Stored records:
┄┄┄┄┄┄┄┄┄┄┄┄┄┄┄┄┄┄┄┄

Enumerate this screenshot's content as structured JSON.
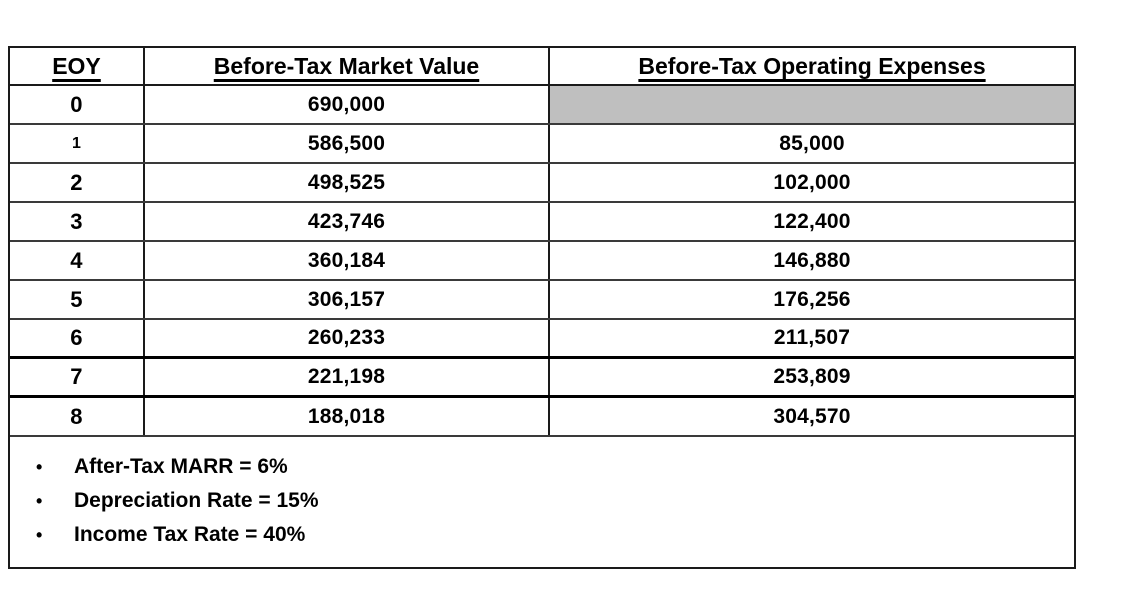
{
  "table": {
    "columns": [
      "EOY",
      "Before-Tax Market Value",
      "Before-Tax Operating Expenses"
    ],
    "rows": [
      {
        "eoy": "0",
        "market_value": "690,000",
        "operating_expenses": ""
      },
      {
        "eoy": "1",
        "market_value": "586,500",
        "operating_expenses": "85,000"
      },
      {
        "eoy": "2",
        "market_value": "498,525",
        "operating_expenses": "102,000"
      },
      {
        "eoy": "3",
        "market_value": "423,746",
        "operating_expenses": "122,400"
      },
      {
        "eoy": "4",
        "market_value": "360,184",
        "operating_expenses": "146,880"
      },
      {
        "eoy": "5",
        "market_value": "306,157",
        "operating_expenses": "176,256"
      },
      {
        "eoy": "6",
        "market_value": "260,233",
        "operating_expenses": "211,507"
      },
      {
        "eoy": "7",
        "market_value": "221,198",
        "operating_expenses": "253,809"
      },
      {
        "eoy": "8",
        "market_value": "188,018",
        "operating_expenses": "304,570"
      }
    ]
  },
  "notes": {
    "bullet": "•",
    "items": [
      "After-Tax MARR = 6%",
      "Depreciation Rate = 15%",
      "Income Tax Rate = 40%"
    ]
  },
  "colors": {
    "shaded_cell": "#bfbfbf",
    "border": "#1a1a1a",
    "text": "#000000"
  }
}
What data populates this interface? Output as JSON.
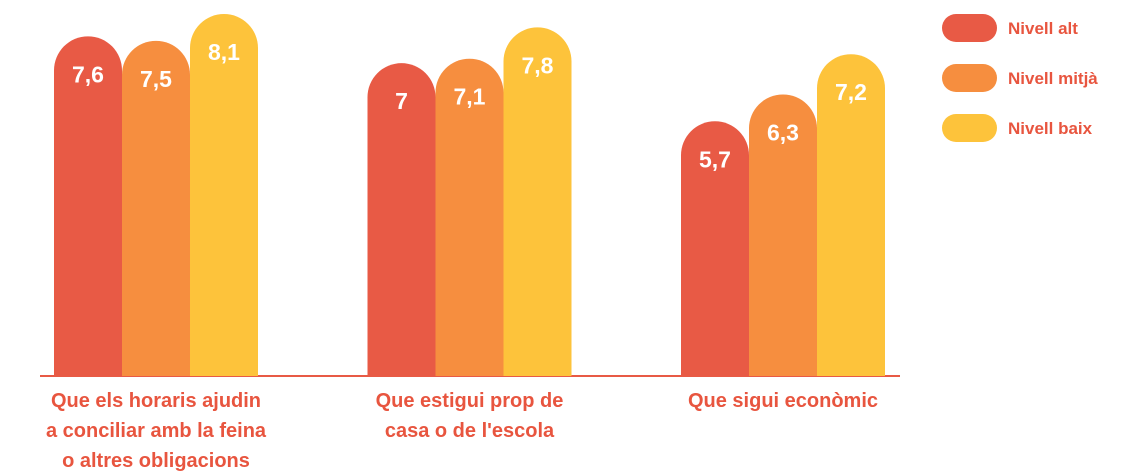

┄┄┄┄┄┄┄┄┄┄┄┄┄┄┄┄┄┄┄┄

### What the task requires
Give the number of lines in the records above that contain the word "this". Reply with that number alone.

### Solved exercise
2